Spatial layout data
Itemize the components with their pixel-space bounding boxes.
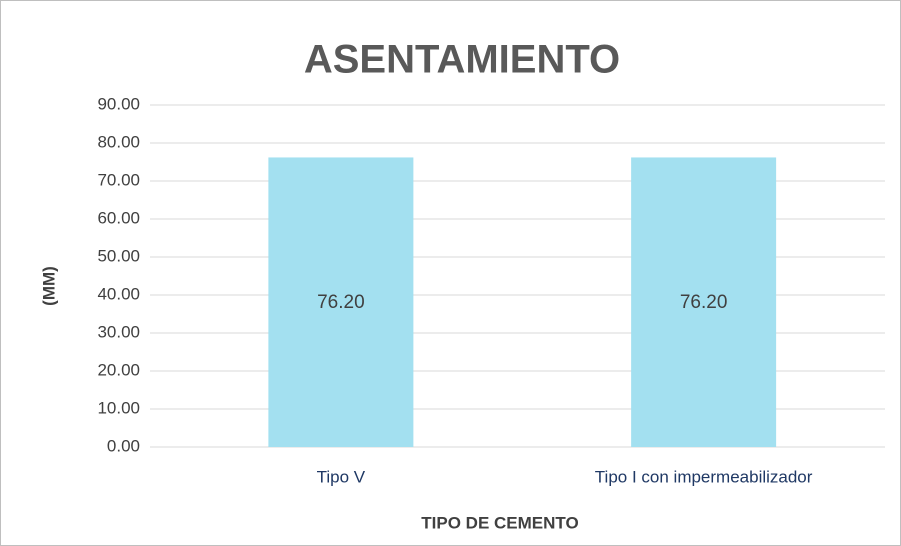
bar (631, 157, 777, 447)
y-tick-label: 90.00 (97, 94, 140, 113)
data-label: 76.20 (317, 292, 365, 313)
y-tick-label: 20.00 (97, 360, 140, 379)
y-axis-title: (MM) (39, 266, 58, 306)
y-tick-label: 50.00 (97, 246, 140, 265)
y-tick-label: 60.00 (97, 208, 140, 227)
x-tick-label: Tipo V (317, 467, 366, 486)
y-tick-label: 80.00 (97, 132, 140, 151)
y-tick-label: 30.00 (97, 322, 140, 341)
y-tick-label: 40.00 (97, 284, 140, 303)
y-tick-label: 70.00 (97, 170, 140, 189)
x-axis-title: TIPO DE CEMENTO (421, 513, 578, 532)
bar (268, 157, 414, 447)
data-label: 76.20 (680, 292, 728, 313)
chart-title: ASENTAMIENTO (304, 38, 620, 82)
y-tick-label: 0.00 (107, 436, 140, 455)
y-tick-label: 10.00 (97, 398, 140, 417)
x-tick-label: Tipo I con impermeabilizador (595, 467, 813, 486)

# Task requirements:
Extract the lines starting with the one that contains "bar (631, 157, 777, 447)" and continuing through the end of the spatial layout data, and reproduce them verbatim.

# Complete response:
bar (631, 157, 777, 447)
y-tick-label: 90.00 (97, 94, 140, 113)
data-label: 76.20 (317, 292, 365, 313)
y-tick-label: 20.00 (97, 360, 140, 379)
y-axis-title: (MM) (39, 266, 58, 306)
y-tick-label: 50.00 (97, 246, 140, 265)
y-tick-label: 60.00 (97, 208, 140, 227)
x-tick-label: Tipo V (317, 467, 366, 486)
y-tick-label: 80.00 (97, 132, 140, 151)
y-tick-label: 30.00 (97, 322, 140, 341)
y-tick-label: 40.00 (97, 284, 140, 303)
y-tick-label: 70.00 (97, 170, 140, 189)
x-axis-title: TIPO DE CEMENTO (421, 513, 578, 532)
bar (268, 157, 414, 447)
data-label: 76.20 (680, 292, 728, 313)
chart-title: ASENTAMIENTO (304, 38, 620, 82)
y-tick-label: 0.00 (107, 436, 140, 455)
y-tick-label: 10.00 (97, 398, 140, 417)
x-tick-label: Tipo I con impermeabilizador (595, 467, 813, 486)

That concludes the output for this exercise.